* **Problem requirements**: Copy out the entries below in full and exactly.

* **Data extracted from a collection**:
----------

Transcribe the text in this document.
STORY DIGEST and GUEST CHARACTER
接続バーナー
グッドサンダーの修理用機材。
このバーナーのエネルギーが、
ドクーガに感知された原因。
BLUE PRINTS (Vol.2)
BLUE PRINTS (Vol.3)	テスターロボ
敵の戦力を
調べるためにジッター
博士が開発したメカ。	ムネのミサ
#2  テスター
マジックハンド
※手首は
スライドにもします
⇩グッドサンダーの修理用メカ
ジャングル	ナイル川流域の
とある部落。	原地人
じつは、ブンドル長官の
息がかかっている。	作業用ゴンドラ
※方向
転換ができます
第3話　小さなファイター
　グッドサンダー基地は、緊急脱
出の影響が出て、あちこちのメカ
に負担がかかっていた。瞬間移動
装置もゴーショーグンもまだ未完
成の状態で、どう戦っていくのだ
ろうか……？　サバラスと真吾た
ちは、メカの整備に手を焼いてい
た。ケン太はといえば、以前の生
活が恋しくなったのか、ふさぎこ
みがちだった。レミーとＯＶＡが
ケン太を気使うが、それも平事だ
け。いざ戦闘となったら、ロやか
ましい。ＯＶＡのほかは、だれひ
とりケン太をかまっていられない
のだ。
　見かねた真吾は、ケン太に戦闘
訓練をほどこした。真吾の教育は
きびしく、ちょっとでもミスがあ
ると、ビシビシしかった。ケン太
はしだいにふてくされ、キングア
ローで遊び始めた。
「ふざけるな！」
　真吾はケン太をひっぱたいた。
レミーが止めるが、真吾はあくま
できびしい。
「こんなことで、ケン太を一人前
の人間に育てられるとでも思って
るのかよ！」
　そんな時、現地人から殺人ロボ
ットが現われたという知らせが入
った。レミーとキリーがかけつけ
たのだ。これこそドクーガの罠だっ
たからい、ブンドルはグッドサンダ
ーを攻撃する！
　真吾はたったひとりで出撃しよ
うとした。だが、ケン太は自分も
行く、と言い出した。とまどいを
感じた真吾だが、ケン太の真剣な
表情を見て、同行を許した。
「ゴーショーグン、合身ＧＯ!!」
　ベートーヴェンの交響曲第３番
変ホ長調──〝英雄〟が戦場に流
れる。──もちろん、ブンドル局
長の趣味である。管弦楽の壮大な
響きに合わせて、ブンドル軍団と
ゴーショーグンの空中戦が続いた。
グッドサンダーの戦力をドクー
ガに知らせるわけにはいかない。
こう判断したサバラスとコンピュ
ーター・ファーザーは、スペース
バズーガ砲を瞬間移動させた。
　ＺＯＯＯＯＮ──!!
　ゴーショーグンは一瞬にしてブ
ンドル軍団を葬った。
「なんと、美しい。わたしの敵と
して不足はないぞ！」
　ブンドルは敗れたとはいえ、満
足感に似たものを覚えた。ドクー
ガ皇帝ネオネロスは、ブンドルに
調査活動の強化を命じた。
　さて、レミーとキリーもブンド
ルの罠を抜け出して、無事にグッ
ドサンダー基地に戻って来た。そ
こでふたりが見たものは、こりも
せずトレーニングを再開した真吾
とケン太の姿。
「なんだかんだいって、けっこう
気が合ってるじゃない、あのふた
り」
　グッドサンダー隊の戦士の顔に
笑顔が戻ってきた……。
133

----------

* **Solved exercise**:
Transcribe the text in this document.
STORY DIGEST and GUEST CHARACTER
接続バーナー
グッドサンダーの修理用機材。
このバーナーのエネルギーが、
ドクーガに感知された原因。
BLUE PRINTS (Vol.2)
BLUE PRINTS (Vol.3)	テスターロボ
敵の戦力を
調べるためにジッター
博士が開発したメカ。	ムネのミサ
#2  テスター
マジックハンド
※手首は
スライドにもします
⇩グッドサンダーの修理用メカ
ジャングル	ナイル川流域の
とある部落。	原地人
じつは、ブンドル長官の
息がかかっている。	作業用ゴンドラ
※方向
転換ができます
第3話　小さなファイター
　グッドサンダー基地は、緊急脱
出の影響が出て、あちこちのメカ
に負担がかかっていた。瞬間移動
装置もゴーショーグンもまだ未完
成の状態で、どう戦っていくのだ
ろうか……？　サバラスと真吾た
ちは、メカの整備に手を焼いてい
た。ケン太はといえば、以前の生
活が恋しくなったのか、ふさぎこ
みがちだった。レミーとＯＶＡが
ケン太を気使うが、それも平事だ
け。いざ戦闘となったら、ロやか
ましい。ＯＶＡのほかは、だれひ
とりケン太をかまっていられない
のだ。
　見かねた真吾は、ケン太に戦闘
訓練をほどこした。真吾の教育は
きびしく、ちょっとでもミスがあ
ると、ビシビシしかった。ケン太
はしだいにふてくされ、キングア
ローで遊び始めた。
「ふざけるな！」
　真吾はケン太をひっぱたいた。
レミーが止めるが、真吾はあくま
できびしい。
「こんなことで、ケン太を一人前
の人間に育てられるとでも思って
るのかよ！」
　そんな時、現地人から殺人ロボ
ットが現われたという知らせが入
った。レミーとキリーがかけつけ
たのだ。これこそドクーガの罠だっ
たからい、ブンドルはグッドサンダ
ーを攻撃する！
　真吾はたったひとりで出撃しよ
うとした。だが、ケン太は自分も
行く、と言い出した。とまどいを
感じた真吾だが、ケン太の真剣な
表情を見て、同行を許した。
「ゴーショーグン、合身ＧＯ!!」
　ベートーヴェンの交響曲第３番
変ホ長調──〝英雄〟が戦場に流
れる。──もちろん、ブンドル局
長の趣味である。管弦楽の壮大な
響きに合わせて、ブンドル軍団と
ゴーショーグンの空中戦が続いた。
グッドサンダーの戦力をドクー
ガに知らせるわけにはいかない。
こう判断したサバラスとコンピュ
ーター・ファーザーは、スペース
バズーガ砲を瞬間移動させた。
　ＺＯＯＯＯＮ──!!
　ゴーショーグンは一瞬にしてブ
ンドル軍団を葬った。
「なんと、美しい。わたしの敵と
して不足はないぞ！」
　ブンドルは敗れたとはいえ、満
足感に似たものを覚えた。ドクー
ガ皇帝ネオネロスは、ブンドルに
調査活動の強化を命じた。
　さて、レミーとキリーもブンド
ルの罠を抜け出して、無事にグッ
ドサンダー基地に戻って来た。そ
こでふたりが見たものは、こりも
せずトレーニングを再開した真吾
とケン太の姿。
「なんだかんだいって、けっこう
気が合ってるじゃない、あのふた
り」
　グッドサンダー隊の戦士の顔に
笑顔が戻ってきた……。
133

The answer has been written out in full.